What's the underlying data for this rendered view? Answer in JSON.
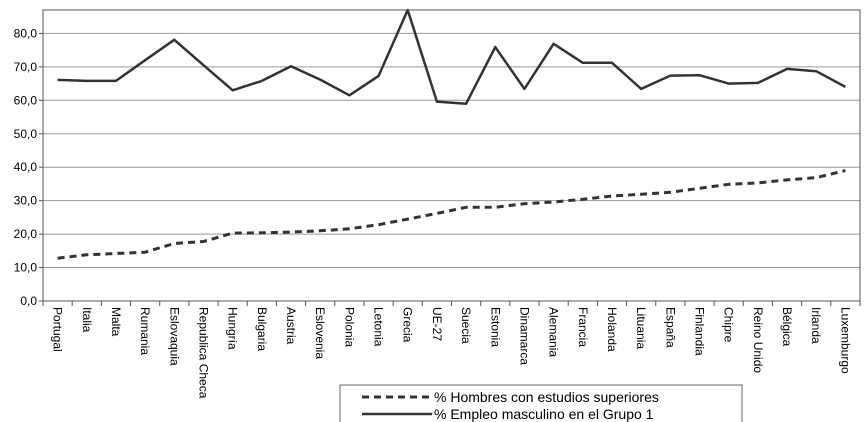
{
  "chart_data": {
    "type": "line",
    "categories": [
      "Portugal",
      "Italia",
      "Malta",
      "Rumania",
      "Eslovaquia",
      "Republica Checa",
      "Hungría",
      "Bulgaria",
      "Austria",
      "Eslovenia",
      "Polonia",
      "Letonia",
      "Grecia",
      "UE-27",
      "Suecia",
      "Estonia",
      "Dinamarca",
      "Alemania",
      "Francia",
      "Holanda",
      "Lituania",
      "España",
      "Finlandia",
      "Chipre",
      "Reino Unido",
      "Bélgica",
      "Irlanda",
      "Luxemburgo"
    ],
    "series": [
      {
        "name": "% Hombres con estudios superiores",
        "style": "dashed",
        "color": "#333333",
        "values": [
          12.8,
          13.8,
          14.2,
          14.6,
          17.2,
          17.8,
          20.3,
          20.4,
          20.6,
          21.0,
          21.6,
          22.8,
          24.5,
          26.2,
          28.0,
          28.0,
          29.1,
          29.6,
          30.4,
          31.4,
          31.9,
          32.5,
          33.7,
          34.9,
          35.3,
          36.2,
          36.9,
          39.0
        ]
      },
      {
        "name": "% Empleo masculino en el Grupo 1",
        "style": "solid",
        "color": "#333333",
        "values": [
          66.1,
          65.8,
          65.8,
          72.0,
          78.1,
          70.5,
          63.0,
          65.8,
          70.2,
          66.2,
          61.5,
          67.3,
          87.0,
          59.6,
          59.0,
          75.9,
          63.4,
          76.9,
          71.2,
          71.2,
          63.4,
          67.4,
          67.5,
          65.0,
          65.2,
          69.4,
          68.7,
          64.0
        ]
      }
    ],
    "yticks": [
      "0,0",
      "10,0",
      "20,0",
      "30,0",
      "40,0",
      "50,0",
      "60,0",
      "70,0",
      "80,0"
    ],
    "ylim": [
      0,
      87
    ],
    "grid": true,
    "legend": "bottom-right"
  }
}
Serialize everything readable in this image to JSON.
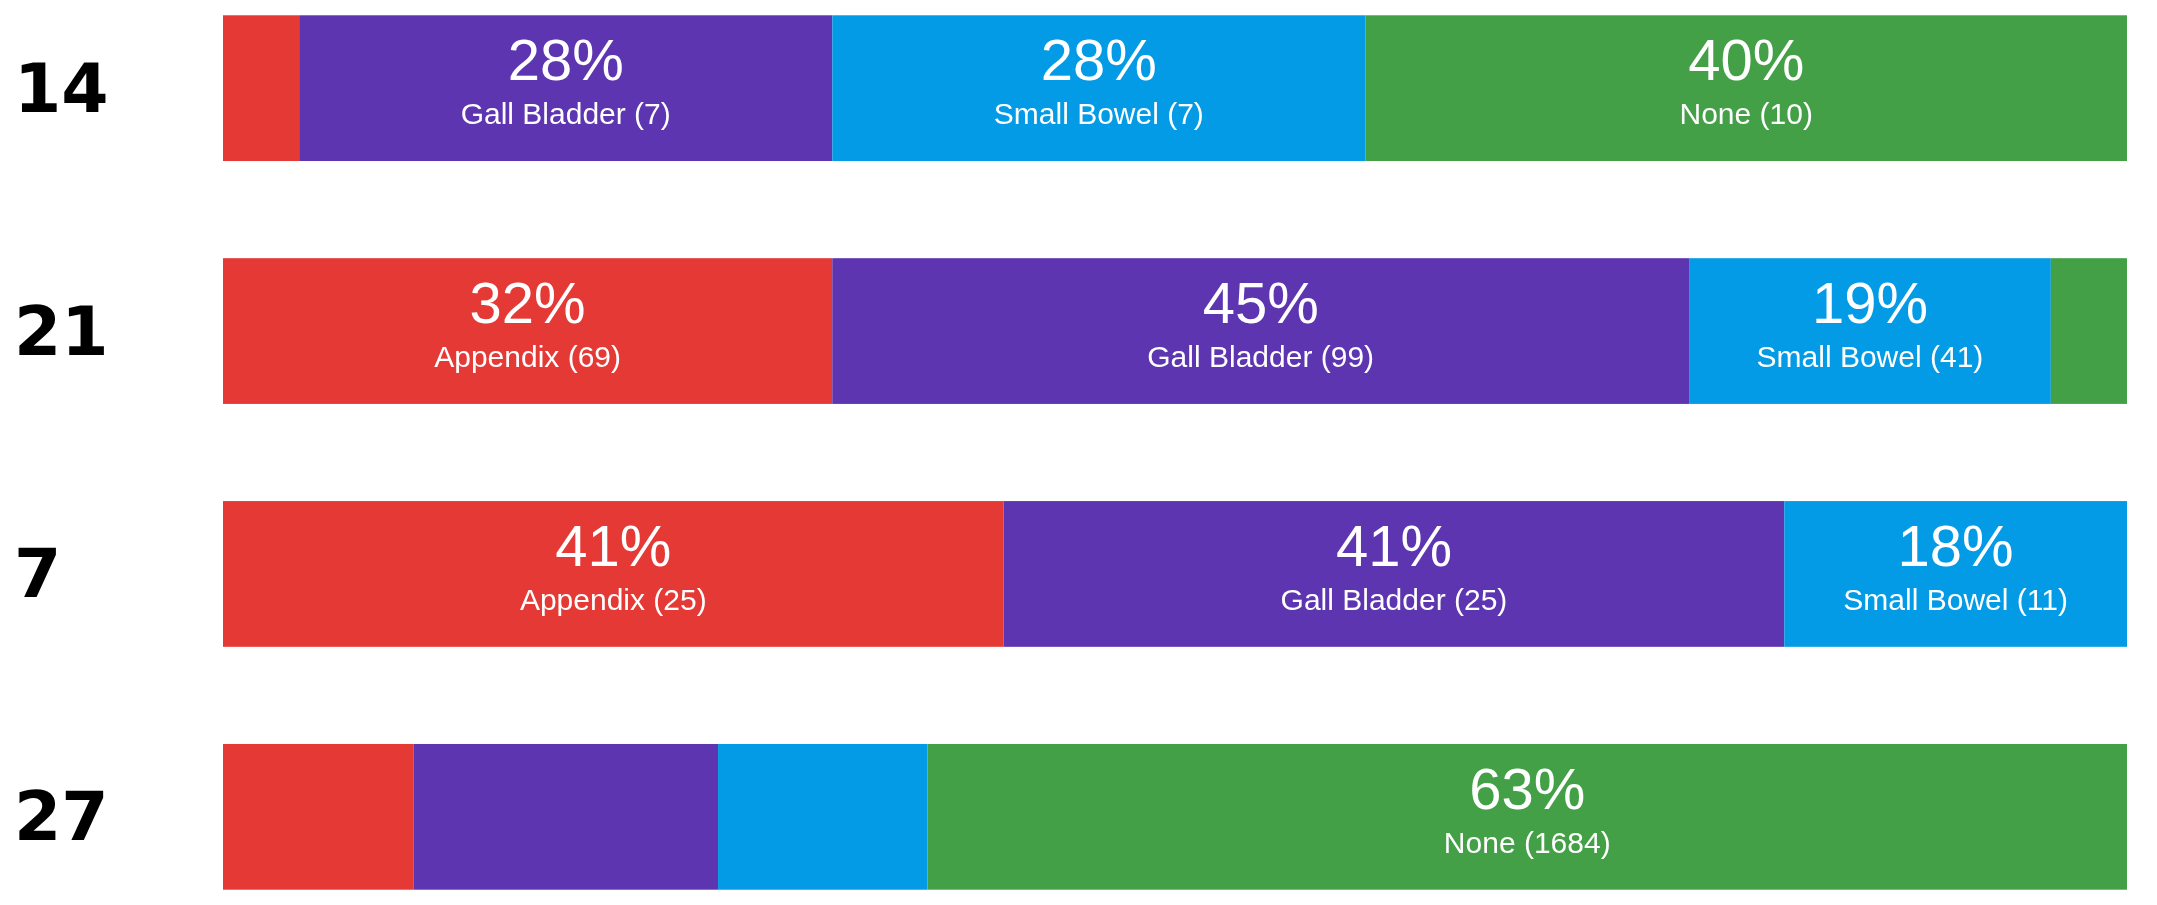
{
  "chart_data": {
    "type": "bar",
    "orientation": "horizontal",
    "stacked": true,
    "xlim": [
      0,
      100
    ],
    "categories": [
      "14",
      "21",
      "7",
      "27"
    ],
    "series": [
      {
        "color": "#e53935",
        "values": [
          4,
          32,
          41,
          10
        ],
        "value_labels": [
          null,
          "32%\nAppendix (69)",
          "41%\nAppendix (25)",
          null
        ]
      },
      {
        "color": "#5e35b1",
        "values": [
          28,
          45,
          41,
          16
        ],
        "value_labels": [
          "28%\nGall Bladder (7)",
          "45%\nGall Bladder (99)",
          "41%\nGall Bladder (25)",
          null
        ]
      },
      {
        "color": "#039be5",
        "values": [
          28,
          19,
          18,
          11
        ],
        "value_labels": [
          "28%\nSmall Bowel (7)",
          "19%\nSmall Bowel (41)",
          "18%\nSmall Bowel (11)",
          null
        ]
      },
      {
        "color": "#43a047",
        "values": [
          40,
          4,
          null,
          63
        ],
        "value_labels": [
          "40%\nNone (10)",
          null,
          null,
          "63%\nNone (1684)"
        ]
      }
    ]
  }
}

> _Problem description_
Retype all the records shown above, character for character. Omit every picture.

> _Response for this exercise_
What's the underlying data for this rendered view? Answer in JSON.
{
  "chart_data": {
    "type": "line",
    "categories": [
      "Portugal",
      "Italia",
      "Malta",
      "Rumania",
      "Eslovaquia",
      "Republica Checa",
      "Hungría",
      "Bulgaria",
      "Austria",
      "Eslovenia",
      "Polonia",
      "Letonia",
      "Grecia",
      "UE-27",
      "Suecia",
      "Estonia",
      "Dinamarca",
      "Alemania",
      "Francia",
      "Holanda",
      "Lituania",
      "España",
      "Finlandia",
      "Chipre",
      "Reino Unido",
      "Bélgica",
      "Irlanda",
      "Luxemburgo"
    ],
    "series": [
      {
        "name": "% Hombres con estudios superiores",
        "style": "dashed",
        "color": "#333333",
        "values": [
          12.8,
          13.8,
          14.2,
          14.6,
          17.2,
          17.8,
          20.3,
          20.4,
          20.6,
          21.0,
          21.6,
          22.8,
          24.5,
          26.2,
          28.0,
          28.0,
          29.1,
          29.6,
          30.4,
          31.4,
          31.9,
          32.5,
          33.7,
          34.9,
          35.3,
          36.2,
          36.9,
          39.0
        ]
      },
      {
        "name": "% Empleo masculino en el Grupo 1",
        "style": "solid",
        "color": "#333333",
        "values": [
          66.1,
          65.8,
          65.8,
          72.0,
          78.1,
          70.5,
          63.0,
          65.8,
          70.2,
          66.2,
          61.5,
          67.3,
          87.0,
          59.6,
          59.0,
          75.9,
          63.4,
          76.9,
          71.2,
          71.2,
          63.4,
          67.4,
          67.5,
          65.0,
          65.2,
          69.4,
          68.7,
          64.0
        ]
      }
    ],
    "yticks": [
      "0,0",
      "10,0",
      "20,0",
      "30,0",
      "40,0",
      "50,0",
      "60,0",
      "70,0",
      "80,0"
    ],
    "ylim": [
      0,
      87
    ],
    "grid": true,
    "legend": "bottom-right"
  }
}
Serialize everything readable in this image to JSON.
{
  "chart_data": {
    "type": "bar",
    "orientation": "horizontal",
    "stacked": true,
    "xlim": [
      0,
      100
    ],
    "categories": [
      "14",
      "21",
      "7",
      "27"
    ],
    "series": [
      {
        "color": "#e53935",
        "values": [
          4,
          32,
          41,
          10
        ],
        "value_labels": [
          null,
          "32%\nAppendix (69)",
          "41%\nAppendix (25)",
          null
        ]
      },
      {
        "color": "#5e35b1",
        "values": [
          28,
          45,
          41,
          16
        ],
        "value_labels": [
          "28%\nGall Bladder (7)",
          "45%\nGall Bladder (99)",
          "41%\nGall Bladder (25)",
          null
        ]
      },
      {
        "color": "#039be5",
        "values": [
          28,
          19,
          18,
          11
        ],
        "value_labels": [
          "28%\nSmall Bowel (7)",
          "19%\nSmall Bowel (41)",
          "18%\nSmall Bowel (11)",
          null
        ]
      },
      {
        "color": "#43a047",
        "values": [
          40,
          4,
          null,
          63
        ],
        "value_labels": [
          "40%\nNone (10)",
          null,
          null,
          "63%\nNone (1684)"
        ]
      }
    ]
  }
}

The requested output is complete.